WHAT YOU NEED TO DO >>
Without skipping anything, write out each record below exactly.

Collection entries:
************

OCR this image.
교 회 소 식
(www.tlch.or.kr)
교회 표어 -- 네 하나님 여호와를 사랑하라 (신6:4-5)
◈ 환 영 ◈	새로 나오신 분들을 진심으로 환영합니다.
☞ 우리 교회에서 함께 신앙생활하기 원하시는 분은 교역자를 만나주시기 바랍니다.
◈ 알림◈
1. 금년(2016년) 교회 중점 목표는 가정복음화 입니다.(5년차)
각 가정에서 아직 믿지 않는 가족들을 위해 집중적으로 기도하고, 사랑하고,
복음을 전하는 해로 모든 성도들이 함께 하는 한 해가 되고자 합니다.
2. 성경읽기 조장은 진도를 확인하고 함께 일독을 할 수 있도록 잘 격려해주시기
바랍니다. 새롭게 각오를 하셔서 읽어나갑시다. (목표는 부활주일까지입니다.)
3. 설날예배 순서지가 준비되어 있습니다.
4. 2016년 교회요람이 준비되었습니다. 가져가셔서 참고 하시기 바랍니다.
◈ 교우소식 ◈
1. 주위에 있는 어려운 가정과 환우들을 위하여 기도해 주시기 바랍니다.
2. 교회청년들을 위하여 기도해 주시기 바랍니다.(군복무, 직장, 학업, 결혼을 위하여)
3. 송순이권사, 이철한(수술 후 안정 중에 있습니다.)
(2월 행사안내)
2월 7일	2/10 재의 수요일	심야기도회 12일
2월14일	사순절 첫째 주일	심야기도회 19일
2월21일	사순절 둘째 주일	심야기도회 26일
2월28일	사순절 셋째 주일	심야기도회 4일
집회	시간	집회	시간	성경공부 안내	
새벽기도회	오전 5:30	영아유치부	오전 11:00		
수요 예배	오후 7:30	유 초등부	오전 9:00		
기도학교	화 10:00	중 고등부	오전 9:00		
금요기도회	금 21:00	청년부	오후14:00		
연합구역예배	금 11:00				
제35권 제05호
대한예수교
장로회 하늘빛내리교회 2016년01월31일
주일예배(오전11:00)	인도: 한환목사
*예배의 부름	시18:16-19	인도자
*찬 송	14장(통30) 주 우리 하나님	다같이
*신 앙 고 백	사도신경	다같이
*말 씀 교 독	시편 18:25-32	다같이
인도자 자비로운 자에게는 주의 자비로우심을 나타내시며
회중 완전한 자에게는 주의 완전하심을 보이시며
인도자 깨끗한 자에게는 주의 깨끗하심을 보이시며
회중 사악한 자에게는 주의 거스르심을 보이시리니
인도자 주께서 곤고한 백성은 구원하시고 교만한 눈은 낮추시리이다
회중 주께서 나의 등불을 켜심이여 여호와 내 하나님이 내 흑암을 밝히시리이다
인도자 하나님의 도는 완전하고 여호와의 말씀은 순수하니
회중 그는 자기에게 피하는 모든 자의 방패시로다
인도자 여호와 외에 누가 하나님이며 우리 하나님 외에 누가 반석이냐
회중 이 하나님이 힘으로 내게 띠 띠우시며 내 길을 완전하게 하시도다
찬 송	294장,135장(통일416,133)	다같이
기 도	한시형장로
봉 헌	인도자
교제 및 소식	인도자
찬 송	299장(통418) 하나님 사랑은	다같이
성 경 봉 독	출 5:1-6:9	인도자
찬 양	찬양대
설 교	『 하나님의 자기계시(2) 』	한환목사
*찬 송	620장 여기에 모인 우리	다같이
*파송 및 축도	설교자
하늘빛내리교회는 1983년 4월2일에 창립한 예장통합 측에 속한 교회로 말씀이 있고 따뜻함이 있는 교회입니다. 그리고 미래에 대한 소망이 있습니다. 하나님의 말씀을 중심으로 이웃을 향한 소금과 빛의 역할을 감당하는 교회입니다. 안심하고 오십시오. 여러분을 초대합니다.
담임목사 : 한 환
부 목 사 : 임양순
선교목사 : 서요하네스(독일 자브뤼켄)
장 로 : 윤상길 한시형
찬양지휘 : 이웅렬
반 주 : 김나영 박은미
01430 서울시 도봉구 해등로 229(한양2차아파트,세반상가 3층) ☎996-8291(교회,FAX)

************

OUTPUT FOR THIS EXERCISE >>
OCR this image.
교 회 소 식
(www.tlch.or.kr)
교회 표어 -- 네 하나님 여호와를 사랑하라 (신6:4-5)
◈ 환 영 ◈	새로 나오신 분들을 진심으로 환영합니다.
☞ 우리 교회에서 함께 신앙생활하기 원하시는 분은 교역자를 만나주시기 바랍니다.
◈ 알림◈
1. 금년(2016년) 교회 중점 목표는 가정복음화 입니다.(5년차)
각 가정에서 아직 믿지 않는 가족들을 위해 집중적으로 기도하고, 사랑하고,
복음을 전하는 해로 모든 성도들이 함께 하는 한 해가 되고자 합니다.
2. 성경읽기 조장은 진도를 확인하고 함께 일독을 할 수 있도록 잘 격려해주시기
바랍니다. 새롭게 각오를 하셔서 읽어나갑시다. (목표는 부활주일까지입니다.)
3. 설날예배 순서지가 준비되어 있습니다.
4. 2016년 교회요람이 준비되었습니다. 가져가셔서 참고 하시기 바랍니다.
◈ 교우소식 ◈
1. 주위에 있는 어려운 가정과 환우들을 위하여 기도해 주시기 바랍니다.
2. 교회청년들을 위하여 기도해 주시기 바랍니다.(군복무, 직장, 학업, 결혼을 위하여)
3. 송순이권사, 이철한(수술 후 안정 중에 있습니다.)
(2월 행사안내)
2월 7일	2/10 재의 수요일	심야기도회 12일
2월14일	사순절 첫째 주일	심야기도회 19일
2월21일	사순절 둘째 주일	심야기도회 26일
2월28일	사순절 셋째 주일	심야기도회 4일
집회	시간	집회	시간	성경공부 안내	
새벽기도회	오전 5:30	영아유치부	오전 11:00		
수요 예배	오후 7:30	유 초등부	오전 9:00		
기도학교	화 10:00	중 고등부	오전 9:00		
금요기도회	금 21:00	청년부	오후14:00		
연합구역예배	금 11:00				
제35권 제05호
대한예수교
장로회 하늘빛내리교회 2016년01월31일
주일예배(오전11:00)	인도: 한환목사
*예배의 부름	시18:16-19	인도자
*찬 송	14장(통30) 주 우리 하나님	다같이
*신 앙 고 백	사도신경	다같이
*말 씀 교 독	시편 18:25-32	다같이
인도자 자비로운 자에게는 주의 자비로우심을 나타내시며
회중 완전한 자에게는 주의 완전하심을 보이시며
인도자 깨끗한 자에게는 주의 깨끗하심을 보이시며
회중 사악한 자에게는 주의 거스르심을 보이시리니
인도자 주께서 곤고한 백성은 구원하시고 교만한 눈은 낮추시리이다
회중 주께서 나의 등불을 켜심이여 여호와 내 하나님이 내 흑암을 밝히시리이다
인도자 하나님의 도는 완전하고 여호와의 말씀은 순수하니
회중 그는 자기에게 피하는 모든 자의 방패시로다
인도자 여호와 외에 누가 하나님이며 우리 하나님 외에 누가 반석이냐
회중 이 하나님이 힘으로 내게 띠 띠우시며 내 길을 완전하게 하시도다
찬 송	294장,135장(통일416,133)	다같이
기 도	한시형장로
봉 헌	인도자
교제 및 소식	인도자
찬 송	299장(통418) 하나님 사랑은	다같이
성 경 봉 독	출 5:1-6:9	인도자
찬 양	찬양대
설 교	『 하나님의 자기계시(2) 』	한환목사
*찬 송	620장 여기에 모인 우리	다같이
*파송 및 축도	설교자
하늘빛내리교회는 1983년 4월2일에 창립한 예장통합 측에 속한 교회로 말씀이 있고 따뜻함이 있는 교회입니다. 그리고 미래에 대한 소망이 있습니다. 하나님의 말씀을 중심으로 이웃을 향한 소금과 빛의 역할을 감당하는 교회입니다. 안심하고 오십시오. 여러분을 초대합니다.
담임목사 : 한 환
부 목 사 : 임양순
선교목사 : 서요하네스(독일 자브뤼켄)
장 로 : 윤상길 한시형
찬양지휘 : 이웅렬
반 주 : 김나영 박은미
01430 서울시 도봉구 해등로 229(한양2차아파트,세반상가 3층) ☎996-8291(교회,FAX)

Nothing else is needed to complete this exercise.